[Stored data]
★ ★ ★ ★
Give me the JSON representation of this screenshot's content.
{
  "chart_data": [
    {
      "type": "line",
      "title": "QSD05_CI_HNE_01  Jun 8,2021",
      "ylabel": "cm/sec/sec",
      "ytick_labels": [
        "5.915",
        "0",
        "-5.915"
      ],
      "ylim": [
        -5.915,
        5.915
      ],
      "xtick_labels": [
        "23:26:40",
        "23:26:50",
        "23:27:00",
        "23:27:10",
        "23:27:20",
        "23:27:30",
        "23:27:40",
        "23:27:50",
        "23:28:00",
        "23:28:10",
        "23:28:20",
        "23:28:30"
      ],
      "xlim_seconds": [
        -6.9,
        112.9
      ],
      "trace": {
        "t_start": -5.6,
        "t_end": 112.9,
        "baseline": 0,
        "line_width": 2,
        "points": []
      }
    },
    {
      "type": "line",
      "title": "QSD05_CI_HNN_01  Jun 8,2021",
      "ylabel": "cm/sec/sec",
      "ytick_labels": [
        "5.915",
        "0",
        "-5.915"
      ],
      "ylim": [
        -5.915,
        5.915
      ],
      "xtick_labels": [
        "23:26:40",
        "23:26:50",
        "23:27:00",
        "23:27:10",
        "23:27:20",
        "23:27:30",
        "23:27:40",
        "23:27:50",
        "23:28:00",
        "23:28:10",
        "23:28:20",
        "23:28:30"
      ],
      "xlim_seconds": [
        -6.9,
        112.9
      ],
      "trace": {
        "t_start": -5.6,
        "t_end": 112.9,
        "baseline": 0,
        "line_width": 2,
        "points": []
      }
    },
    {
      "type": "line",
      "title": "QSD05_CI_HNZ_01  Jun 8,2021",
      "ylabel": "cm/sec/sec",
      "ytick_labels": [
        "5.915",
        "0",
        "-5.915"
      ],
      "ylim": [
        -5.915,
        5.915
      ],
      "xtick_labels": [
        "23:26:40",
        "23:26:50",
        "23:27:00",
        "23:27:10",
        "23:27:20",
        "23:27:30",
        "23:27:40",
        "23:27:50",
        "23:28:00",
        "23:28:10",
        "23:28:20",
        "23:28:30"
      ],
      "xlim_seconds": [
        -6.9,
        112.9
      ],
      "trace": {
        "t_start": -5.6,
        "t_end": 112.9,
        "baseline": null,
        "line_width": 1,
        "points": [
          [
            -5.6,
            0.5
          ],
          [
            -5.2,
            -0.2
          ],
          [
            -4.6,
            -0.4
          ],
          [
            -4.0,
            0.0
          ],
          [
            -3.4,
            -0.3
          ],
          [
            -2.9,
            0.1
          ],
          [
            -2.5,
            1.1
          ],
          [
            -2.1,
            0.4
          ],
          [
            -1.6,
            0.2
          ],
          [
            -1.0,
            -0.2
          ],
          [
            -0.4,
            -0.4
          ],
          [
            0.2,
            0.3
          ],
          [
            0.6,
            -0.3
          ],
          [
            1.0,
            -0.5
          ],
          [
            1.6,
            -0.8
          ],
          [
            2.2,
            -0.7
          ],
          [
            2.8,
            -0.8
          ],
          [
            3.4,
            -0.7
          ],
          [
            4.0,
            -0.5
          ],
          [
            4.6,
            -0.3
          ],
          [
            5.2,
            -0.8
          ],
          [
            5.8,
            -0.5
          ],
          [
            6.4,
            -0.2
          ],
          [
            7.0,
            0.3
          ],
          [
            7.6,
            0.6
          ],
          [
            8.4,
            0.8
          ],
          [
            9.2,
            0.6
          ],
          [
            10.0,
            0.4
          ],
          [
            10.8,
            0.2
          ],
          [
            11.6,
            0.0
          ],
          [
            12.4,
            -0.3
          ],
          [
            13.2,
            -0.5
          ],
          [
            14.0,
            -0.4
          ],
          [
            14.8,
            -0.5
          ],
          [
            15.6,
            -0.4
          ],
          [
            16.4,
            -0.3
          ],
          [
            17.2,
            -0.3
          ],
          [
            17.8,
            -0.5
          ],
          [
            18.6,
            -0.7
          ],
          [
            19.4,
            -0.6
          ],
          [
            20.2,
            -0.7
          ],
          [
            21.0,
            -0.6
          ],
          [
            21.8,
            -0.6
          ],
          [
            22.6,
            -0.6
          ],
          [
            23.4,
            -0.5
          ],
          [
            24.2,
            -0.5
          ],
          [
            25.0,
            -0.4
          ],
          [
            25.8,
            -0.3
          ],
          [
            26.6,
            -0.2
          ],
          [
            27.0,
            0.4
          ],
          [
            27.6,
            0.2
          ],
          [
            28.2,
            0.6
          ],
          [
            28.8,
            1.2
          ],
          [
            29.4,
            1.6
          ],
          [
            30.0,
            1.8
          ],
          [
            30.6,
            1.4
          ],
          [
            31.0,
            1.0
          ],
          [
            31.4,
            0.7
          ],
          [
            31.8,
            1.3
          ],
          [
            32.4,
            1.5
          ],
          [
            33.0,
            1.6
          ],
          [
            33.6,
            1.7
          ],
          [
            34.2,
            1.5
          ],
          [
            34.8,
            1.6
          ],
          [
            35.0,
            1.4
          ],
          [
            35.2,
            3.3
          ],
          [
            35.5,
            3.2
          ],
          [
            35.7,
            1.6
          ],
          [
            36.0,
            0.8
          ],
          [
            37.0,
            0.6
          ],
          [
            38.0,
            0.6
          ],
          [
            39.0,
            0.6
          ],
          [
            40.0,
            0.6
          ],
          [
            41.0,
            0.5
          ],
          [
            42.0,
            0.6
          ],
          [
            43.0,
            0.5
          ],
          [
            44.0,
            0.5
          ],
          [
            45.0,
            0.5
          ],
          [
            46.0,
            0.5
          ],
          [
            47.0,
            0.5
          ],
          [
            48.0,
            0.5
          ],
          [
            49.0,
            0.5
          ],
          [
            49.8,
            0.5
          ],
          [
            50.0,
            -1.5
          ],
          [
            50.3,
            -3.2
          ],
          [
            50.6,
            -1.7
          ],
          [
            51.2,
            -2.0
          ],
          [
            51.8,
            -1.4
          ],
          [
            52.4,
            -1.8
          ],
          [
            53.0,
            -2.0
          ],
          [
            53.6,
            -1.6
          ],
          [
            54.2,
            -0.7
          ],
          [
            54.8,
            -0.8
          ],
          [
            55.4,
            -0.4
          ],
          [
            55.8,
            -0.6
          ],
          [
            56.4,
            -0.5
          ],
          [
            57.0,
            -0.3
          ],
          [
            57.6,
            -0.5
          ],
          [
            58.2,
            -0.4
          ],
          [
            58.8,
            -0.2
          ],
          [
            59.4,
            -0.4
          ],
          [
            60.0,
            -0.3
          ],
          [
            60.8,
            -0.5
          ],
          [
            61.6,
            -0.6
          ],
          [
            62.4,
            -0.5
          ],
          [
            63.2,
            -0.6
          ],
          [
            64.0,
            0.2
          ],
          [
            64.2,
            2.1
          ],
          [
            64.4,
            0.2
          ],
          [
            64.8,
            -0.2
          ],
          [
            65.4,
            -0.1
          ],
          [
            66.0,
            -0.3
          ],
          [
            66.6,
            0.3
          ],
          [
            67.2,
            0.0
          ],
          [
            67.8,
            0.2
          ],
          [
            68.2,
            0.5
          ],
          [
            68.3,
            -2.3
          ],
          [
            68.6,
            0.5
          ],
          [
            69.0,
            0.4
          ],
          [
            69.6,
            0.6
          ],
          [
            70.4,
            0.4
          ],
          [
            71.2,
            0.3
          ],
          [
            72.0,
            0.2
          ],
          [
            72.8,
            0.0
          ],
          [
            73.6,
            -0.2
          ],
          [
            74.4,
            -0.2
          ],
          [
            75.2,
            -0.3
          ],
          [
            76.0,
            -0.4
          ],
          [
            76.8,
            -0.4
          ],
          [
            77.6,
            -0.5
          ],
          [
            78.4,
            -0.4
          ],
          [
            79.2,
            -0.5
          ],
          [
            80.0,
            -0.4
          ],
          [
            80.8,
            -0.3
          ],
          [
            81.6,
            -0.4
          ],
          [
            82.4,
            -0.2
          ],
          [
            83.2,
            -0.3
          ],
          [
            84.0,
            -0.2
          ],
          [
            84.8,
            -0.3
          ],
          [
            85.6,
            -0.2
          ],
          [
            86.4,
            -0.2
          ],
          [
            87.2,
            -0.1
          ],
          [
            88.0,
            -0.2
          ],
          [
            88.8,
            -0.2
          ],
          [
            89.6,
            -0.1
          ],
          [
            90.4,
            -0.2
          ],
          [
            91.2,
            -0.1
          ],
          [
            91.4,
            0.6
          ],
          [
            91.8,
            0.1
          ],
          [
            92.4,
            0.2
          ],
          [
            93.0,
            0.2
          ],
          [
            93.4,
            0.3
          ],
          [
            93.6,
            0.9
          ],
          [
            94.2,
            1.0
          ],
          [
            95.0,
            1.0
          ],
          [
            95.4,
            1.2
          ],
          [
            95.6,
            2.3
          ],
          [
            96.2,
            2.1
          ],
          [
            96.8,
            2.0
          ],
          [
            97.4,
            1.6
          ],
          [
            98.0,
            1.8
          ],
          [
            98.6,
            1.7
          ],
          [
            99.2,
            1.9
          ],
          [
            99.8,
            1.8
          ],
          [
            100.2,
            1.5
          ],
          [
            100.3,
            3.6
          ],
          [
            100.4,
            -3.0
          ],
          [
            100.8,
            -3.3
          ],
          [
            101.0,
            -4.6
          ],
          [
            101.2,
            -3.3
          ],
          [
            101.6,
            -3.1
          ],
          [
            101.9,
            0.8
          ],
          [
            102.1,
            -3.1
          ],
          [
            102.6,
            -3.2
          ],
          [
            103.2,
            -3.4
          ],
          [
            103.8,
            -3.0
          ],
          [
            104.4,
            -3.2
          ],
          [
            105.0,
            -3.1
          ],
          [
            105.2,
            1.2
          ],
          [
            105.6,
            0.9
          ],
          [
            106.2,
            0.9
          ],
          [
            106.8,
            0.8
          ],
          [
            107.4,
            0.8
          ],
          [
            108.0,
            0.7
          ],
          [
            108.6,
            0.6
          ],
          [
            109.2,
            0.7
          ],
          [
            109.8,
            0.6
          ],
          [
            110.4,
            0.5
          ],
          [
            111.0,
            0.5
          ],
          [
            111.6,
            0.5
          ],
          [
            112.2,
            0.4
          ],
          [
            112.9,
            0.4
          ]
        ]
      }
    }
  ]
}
★ ★ ★ ★
# AIM:
Show every line where the string "title" appears.

# THE ANSWER:
      "title": "QSD05_CI_HNE_01  Jun 8,2021",
      "title": "QSD05_CI_HNN_01  Jun 8,2021",
      "title": "QSD05_CI_HNZ_01  Jun 8,2021",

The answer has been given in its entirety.